AVAILABLE DATA =
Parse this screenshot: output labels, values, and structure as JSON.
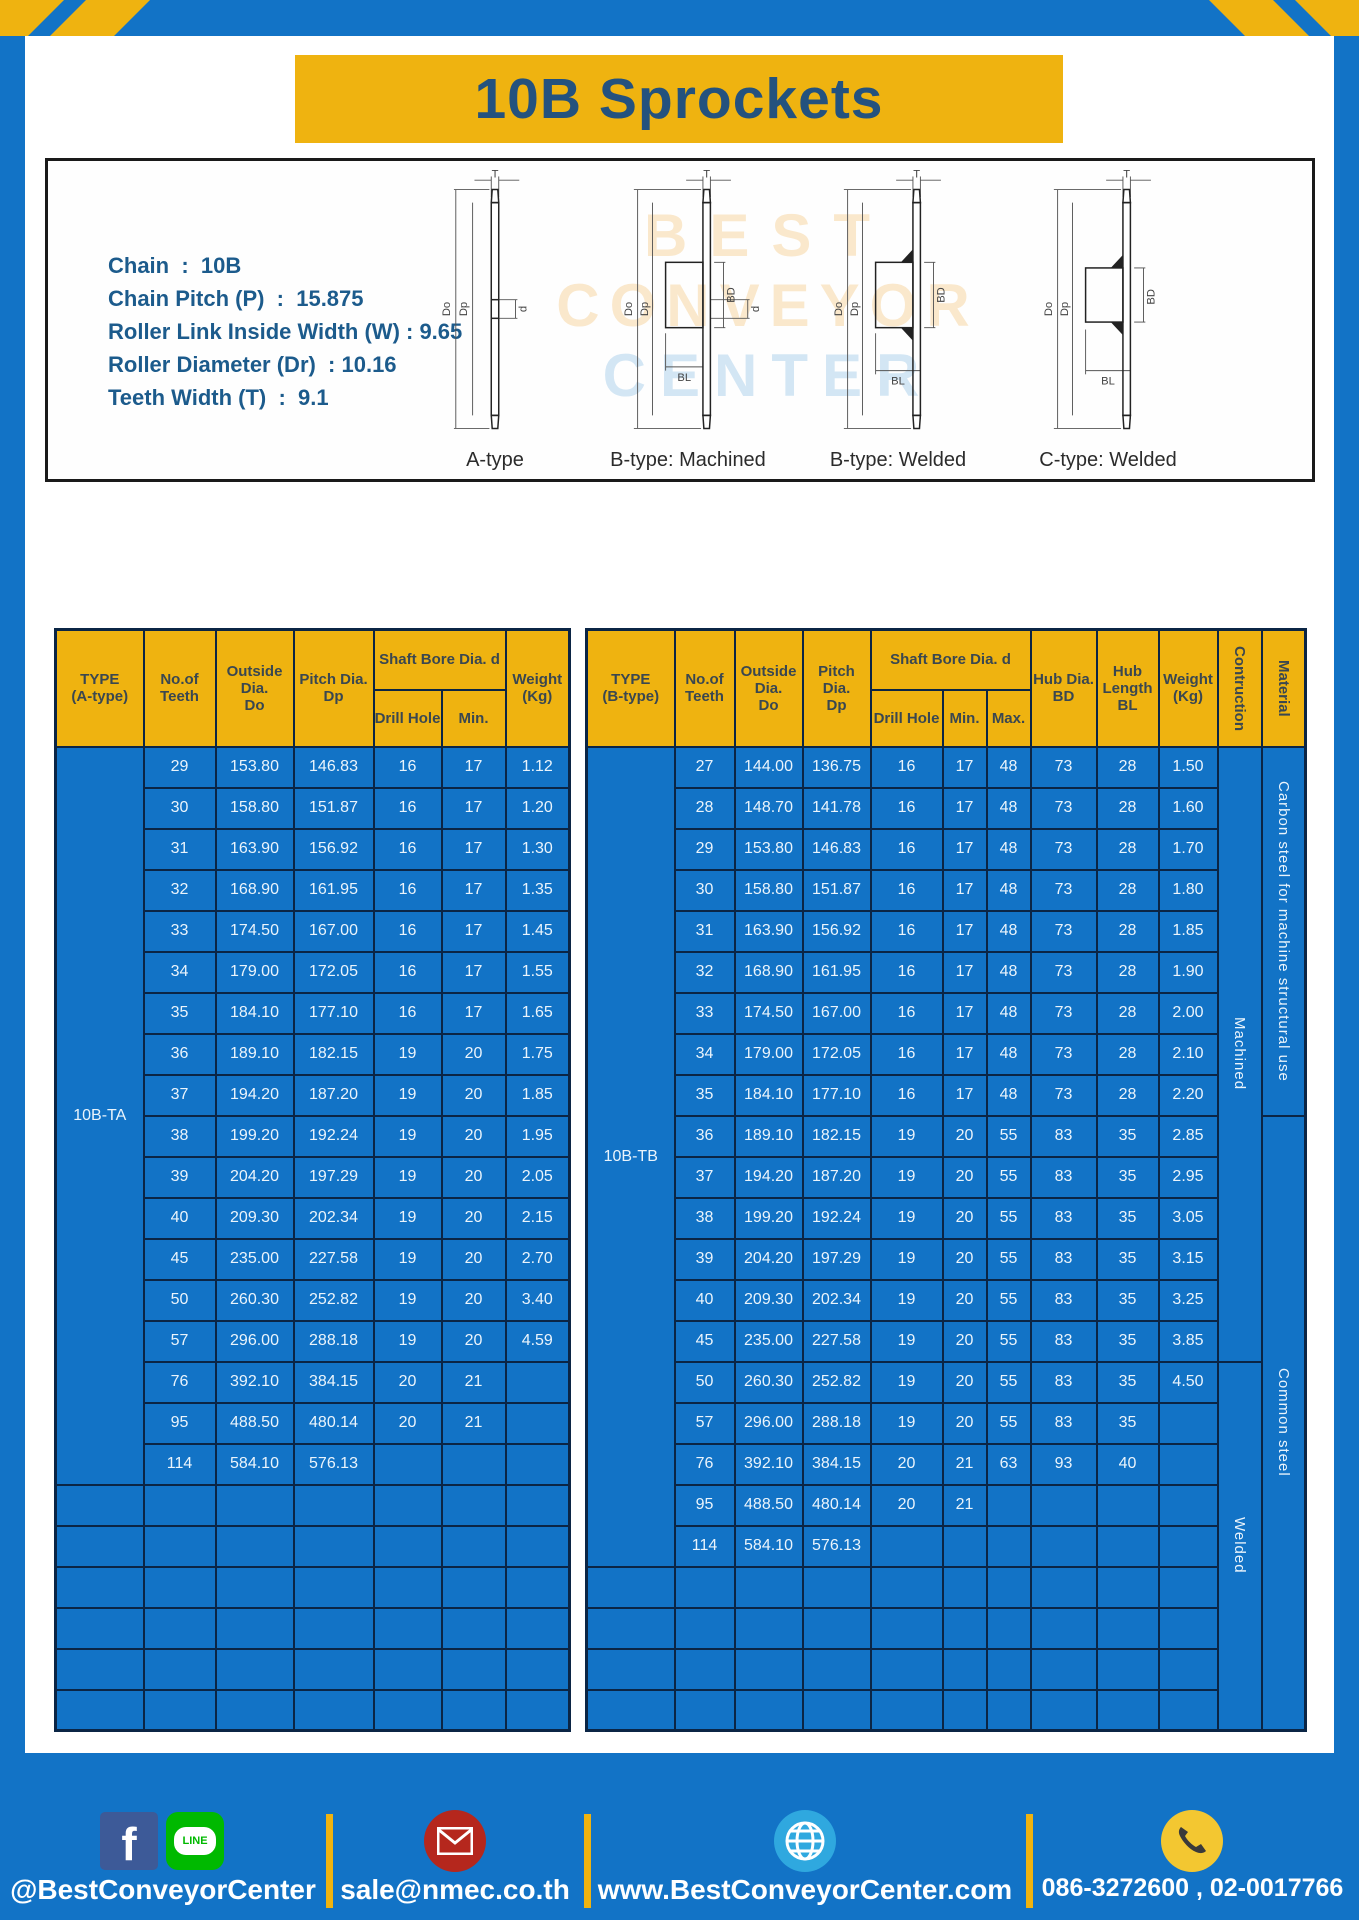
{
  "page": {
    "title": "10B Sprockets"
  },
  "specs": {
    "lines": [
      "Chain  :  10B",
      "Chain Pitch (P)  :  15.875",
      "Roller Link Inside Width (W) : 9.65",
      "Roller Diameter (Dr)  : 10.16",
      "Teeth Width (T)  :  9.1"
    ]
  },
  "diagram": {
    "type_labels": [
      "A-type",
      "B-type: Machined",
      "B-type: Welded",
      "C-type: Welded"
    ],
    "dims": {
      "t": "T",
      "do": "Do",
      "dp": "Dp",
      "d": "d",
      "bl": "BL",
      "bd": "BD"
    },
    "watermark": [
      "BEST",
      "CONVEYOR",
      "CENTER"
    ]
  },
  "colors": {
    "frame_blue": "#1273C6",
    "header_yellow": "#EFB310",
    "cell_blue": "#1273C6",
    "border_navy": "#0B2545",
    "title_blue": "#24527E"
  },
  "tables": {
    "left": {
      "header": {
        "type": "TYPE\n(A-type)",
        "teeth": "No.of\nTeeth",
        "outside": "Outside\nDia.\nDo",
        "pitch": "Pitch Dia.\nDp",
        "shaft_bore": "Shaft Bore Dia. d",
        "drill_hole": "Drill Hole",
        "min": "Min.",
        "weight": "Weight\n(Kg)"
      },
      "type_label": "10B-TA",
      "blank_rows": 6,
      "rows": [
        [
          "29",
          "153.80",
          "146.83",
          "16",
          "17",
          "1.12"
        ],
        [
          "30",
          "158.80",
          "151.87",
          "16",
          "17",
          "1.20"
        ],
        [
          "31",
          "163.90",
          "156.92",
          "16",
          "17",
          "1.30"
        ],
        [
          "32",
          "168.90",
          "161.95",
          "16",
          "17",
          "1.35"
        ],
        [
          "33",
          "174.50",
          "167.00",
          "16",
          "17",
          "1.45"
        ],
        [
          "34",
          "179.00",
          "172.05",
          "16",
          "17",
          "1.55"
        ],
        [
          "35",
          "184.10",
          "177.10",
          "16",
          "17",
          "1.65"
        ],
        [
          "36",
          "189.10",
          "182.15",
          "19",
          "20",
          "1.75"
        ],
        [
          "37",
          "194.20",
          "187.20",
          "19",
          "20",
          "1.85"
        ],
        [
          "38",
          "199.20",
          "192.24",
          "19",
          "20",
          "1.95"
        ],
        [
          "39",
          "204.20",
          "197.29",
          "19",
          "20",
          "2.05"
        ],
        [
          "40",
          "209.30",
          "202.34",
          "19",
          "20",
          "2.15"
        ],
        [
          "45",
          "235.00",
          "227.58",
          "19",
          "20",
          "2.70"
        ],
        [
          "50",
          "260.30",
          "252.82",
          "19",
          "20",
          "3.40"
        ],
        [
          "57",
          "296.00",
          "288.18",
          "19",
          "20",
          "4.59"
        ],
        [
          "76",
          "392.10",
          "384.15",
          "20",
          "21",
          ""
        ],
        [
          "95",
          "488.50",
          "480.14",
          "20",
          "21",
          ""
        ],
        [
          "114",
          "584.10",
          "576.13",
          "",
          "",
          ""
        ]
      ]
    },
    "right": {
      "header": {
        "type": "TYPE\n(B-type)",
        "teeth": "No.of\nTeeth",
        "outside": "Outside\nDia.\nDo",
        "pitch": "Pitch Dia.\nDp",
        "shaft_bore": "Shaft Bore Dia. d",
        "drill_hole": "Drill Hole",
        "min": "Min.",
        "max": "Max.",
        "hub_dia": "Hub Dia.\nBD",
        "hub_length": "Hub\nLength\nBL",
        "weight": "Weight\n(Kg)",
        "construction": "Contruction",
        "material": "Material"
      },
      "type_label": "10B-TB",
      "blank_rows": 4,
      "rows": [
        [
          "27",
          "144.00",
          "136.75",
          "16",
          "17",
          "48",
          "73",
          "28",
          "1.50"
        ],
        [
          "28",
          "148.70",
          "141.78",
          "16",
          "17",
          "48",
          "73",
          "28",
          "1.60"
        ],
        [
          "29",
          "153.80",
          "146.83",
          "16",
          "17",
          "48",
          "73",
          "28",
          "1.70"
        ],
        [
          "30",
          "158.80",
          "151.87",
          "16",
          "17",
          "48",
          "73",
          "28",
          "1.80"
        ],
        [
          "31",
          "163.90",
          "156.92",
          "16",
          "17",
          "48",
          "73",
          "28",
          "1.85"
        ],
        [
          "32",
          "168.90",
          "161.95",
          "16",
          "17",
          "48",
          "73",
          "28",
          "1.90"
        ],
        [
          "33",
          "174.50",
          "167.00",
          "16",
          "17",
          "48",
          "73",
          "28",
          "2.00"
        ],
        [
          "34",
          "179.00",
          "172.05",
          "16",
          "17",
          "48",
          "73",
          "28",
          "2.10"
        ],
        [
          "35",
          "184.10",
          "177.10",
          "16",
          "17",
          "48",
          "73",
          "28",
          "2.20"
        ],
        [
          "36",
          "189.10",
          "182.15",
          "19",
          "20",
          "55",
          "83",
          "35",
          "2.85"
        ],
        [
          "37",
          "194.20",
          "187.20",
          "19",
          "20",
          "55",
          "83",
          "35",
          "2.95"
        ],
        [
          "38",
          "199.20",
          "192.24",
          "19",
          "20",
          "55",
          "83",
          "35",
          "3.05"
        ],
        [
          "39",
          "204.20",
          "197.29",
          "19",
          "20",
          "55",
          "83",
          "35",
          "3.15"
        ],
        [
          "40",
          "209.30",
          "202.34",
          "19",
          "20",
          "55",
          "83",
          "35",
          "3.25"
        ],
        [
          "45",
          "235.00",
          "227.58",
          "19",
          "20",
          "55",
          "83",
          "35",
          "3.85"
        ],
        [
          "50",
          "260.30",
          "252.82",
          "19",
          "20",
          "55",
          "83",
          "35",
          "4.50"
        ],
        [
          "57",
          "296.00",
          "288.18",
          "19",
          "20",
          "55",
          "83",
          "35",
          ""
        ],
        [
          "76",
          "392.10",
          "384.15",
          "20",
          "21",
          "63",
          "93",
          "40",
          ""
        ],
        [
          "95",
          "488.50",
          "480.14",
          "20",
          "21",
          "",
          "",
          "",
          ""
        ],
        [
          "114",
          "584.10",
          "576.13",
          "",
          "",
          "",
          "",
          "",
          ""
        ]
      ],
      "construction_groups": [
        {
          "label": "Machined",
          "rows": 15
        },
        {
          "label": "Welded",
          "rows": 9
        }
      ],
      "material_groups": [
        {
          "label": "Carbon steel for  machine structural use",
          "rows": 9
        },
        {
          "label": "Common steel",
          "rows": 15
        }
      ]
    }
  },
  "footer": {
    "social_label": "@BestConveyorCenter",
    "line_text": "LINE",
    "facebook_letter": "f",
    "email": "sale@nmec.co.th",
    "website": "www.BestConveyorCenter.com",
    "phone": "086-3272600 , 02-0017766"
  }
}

EXERCISE INSTRUCTIONS =
Return each line in the records that holds the string "weight".

SOLUTION TO THIS TASK =
        "weight": "Weight\n(Kg)"
        "weight": "Weight\n(Kg)",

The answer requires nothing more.